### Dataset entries
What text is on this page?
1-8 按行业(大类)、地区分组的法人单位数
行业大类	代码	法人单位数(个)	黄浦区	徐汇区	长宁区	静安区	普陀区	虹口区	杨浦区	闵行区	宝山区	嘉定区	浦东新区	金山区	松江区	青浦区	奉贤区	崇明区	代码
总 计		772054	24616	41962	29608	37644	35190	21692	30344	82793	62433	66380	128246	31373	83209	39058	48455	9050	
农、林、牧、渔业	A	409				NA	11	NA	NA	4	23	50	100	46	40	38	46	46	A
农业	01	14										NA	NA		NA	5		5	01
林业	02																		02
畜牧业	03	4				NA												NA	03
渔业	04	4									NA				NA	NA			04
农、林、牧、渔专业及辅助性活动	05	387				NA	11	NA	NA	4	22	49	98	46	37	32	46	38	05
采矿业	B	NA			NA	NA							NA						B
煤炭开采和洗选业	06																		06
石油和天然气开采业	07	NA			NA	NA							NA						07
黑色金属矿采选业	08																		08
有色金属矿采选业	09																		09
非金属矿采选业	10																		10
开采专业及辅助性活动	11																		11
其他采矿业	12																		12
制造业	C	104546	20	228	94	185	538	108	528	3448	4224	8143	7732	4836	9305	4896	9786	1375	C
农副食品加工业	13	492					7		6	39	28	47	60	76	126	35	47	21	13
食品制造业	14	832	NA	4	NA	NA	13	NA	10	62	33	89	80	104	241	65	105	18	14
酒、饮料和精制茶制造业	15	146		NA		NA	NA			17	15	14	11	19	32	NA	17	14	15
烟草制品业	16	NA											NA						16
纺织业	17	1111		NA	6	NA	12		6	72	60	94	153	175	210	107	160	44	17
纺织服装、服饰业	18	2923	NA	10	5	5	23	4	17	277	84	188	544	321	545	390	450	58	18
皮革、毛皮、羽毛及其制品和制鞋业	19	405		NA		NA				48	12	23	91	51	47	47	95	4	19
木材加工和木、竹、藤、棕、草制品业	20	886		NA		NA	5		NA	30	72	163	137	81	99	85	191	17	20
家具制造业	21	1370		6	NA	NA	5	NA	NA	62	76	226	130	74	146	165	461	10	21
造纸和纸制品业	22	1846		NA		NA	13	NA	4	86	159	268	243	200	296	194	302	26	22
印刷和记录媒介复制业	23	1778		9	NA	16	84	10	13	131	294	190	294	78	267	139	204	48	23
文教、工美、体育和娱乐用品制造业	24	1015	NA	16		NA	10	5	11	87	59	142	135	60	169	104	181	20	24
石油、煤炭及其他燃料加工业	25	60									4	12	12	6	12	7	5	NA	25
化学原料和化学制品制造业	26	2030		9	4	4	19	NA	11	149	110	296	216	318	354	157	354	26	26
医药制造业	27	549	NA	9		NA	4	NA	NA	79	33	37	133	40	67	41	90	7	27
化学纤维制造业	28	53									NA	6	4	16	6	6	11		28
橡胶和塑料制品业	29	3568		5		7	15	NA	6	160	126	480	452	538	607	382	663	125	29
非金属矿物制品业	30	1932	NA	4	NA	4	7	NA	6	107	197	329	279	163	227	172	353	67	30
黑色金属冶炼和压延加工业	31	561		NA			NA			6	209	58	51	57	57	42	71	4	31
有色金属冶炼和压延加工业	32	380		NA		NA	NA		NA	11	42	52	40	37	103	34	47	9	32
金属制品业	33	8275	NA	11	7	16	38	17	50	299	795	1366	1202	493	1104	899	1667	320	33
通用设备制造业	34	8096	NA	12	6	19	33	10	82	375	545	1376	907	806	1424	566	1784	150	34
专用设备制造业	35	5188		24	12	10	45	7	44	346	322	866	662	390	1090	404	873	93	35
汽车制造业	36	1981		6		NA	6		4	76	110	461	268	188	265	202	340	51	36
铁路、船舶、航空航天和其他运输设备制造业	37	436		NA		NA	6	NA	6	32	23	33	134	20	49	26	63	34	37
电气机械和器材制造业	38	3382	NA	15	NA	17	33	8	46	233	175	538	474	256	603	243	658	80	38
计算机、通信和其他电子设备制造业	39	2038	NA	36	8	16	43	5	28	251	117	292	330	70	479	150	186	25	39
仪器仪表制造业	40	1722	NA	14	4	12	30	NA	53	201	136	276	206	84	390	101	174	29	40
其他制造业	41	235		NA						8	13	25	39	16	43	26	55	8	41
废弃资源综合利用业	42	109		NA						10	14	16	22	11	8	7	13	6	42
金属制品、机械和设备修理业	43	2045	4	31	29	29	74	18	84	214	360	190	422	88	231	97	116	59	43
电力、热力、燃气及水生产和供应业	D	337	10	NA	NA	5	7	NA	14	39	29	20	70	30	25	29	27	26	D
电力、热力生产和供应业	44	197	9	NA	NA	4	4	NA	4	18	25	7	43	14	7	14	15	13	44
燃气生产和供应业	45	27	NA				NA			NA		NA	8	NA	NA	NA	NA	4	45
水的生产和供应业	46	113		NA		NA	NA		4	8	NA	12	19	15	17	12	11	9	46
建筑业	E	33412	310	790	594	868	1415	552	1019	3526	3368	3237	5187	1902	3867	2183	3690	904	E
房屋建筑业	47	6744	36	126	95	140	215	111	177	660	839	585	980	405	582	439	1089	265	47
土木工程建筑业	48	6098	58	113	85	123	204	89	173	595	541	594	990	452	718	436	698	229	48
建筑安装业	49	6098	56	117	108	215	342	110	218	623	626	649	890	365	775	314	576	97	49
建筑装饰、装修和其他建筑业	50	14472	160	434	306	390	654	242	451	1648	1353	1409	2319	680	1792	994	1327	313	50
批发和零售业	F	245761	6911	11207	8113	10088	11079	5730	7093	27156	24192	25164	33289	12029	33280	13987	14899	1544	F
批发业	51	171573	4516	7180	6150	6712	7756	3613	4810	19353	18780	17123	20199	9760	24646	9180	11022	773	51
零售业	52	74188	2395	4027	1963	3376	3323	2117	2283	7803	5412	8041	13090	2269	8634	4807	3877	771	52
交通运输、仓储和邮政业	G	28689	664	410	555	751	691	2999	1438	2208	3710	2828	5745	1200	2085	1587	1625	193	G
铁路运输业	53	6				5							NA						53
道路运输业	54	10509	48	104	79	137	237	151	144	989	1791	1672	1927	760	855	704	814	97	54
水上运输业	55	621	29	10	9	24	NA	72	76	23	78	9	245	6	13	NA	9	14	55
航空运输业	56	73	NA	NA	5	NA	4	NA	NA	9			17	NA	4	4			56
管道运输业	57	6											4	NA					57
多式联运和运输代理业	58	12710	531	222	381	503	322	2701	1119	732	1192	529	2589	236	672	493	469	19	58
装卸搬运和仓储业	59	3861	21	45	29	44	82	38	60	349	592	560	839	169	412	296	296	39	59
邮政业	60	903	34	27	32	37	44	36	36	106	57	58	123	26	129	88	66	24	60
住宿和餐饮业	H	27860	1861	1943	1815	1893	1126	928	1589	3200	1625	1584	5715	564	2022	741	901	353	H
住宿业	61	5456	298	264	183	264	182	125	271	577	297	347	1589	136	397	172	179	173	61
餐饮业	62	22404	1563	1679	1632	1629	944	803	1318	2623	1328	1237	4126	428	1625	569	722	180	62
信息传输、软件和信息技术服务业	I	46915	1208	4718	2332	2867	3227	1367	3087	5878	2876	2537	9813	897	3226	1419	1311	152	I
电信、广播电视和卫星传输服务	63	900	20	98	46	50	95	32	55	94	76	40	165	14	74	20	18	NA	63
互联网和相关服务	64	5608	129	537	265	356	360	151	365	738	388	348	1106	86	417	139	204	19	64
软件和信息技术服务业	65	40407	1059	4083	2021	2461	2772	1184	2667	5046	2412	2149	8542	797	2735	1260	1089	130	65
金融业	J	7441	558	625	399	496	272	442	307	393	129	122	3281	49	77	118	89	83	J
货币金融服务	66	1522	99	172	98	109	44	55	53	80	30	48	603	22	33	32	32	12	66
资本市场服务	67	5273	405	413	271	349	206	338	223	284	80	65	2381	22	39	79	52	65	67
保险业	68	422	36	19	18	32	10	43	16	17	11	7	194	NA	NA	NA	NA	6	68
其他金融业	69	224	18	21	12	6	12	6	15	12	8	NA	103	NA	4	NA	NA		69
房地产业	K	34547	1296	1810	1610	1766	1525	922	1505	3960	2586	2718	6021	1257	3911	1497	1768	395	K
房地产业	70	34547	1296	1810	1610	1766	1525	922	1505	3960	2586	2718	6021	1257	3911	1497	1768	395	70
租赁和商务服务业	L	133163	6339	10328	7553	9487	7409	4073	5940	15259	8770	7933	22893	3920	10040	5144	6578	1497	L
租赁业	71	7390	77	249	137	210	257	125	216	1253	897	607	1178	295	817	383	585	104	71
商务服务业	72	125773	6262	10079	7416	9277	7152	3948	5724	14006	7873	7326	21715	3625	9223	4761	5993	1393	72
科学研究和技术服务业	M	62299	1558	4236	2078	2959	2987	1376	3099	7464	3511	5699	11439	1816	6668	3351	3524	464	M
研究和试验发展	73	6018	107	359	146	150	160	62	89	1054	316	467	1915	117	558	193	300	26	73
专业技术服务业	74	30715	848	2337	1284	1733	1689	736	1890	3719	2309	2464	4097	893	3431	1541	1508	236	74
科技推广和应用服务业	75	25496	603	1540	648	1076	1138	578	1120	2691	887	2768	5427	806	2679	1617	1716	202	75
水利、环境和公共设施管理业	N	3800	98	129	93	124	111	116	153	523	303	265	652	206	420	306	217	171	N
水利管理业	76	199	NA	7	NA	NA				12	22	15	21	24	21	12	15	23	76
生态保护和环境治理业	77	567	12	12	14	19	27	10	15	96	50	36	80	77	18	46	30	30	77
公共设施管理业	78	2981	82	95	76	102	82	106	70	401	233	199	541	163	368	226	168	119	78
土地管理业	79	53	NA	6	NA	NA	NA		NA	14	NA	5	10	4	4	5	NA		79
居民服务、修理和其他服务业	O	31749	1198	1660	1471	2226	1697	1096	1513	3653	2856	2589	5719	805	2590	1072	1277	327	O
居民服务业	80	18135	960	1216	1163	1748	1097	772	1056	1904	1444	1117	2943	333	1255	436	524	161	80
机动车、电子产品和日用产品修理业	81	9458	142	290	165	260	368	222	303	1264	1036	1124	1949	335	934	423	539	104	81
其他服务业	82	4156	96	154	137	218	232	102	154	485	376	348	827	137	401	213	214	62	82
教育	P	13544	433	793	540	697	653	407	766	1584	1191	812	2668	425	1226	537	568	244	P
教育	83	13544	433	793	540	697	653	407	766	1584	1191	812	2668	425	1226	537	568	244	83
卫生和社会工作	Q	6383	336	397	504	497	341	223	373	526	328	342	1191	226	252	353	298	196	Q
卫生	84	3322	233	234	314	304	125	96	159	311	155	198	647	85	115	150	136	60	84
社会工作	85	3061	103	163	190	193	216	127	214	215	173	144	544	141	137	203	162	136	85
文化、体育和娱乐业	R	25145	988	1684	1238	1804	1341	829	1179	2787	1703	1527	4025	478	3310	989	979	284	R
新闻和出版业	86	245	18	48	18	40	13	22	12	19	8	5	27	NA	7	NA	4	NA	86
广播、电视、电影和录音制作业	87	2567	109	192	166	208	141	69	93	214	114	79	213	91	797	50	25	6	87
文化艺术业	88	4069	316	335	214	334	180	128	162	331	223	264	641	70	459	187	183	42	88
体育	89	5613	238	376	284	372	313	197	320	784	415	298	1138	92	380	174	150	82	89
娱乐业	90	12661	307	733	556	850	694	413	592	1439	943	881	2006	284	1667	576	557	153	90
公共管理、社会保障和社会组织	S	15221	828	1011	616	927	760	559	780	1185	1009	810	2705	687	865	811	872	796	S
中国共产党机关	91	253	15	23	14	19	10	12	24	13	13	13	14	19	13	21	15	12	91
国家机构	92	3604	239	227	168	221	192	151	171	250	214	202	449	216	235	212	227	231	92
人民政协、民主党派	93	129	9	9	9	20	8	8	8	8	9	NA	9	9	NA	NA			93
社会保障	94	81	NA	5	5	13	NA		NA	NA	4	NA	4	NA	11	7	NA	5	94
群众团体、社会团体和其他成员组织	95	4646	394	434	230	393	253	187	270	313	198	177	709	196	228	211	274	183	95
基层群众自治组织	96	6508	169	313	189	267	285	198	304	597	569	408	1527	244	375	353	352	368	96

### What is required
In the entries above, identify each line that includes the string "软件和信息技术服务业", then copy it.

### Task solution
信息传输、软件和信息技术服务业	I	46915	1208	4718	2332	2867	3227	1367	3087	5878	2876	2537	9813	897	3226	1419	1311	152	I
软件和信息技术服务业	65	40407	1059	4083	2021	2461	2772	1184	2667	5046	2412	2149	8542	797	2735	1260	1089	130	65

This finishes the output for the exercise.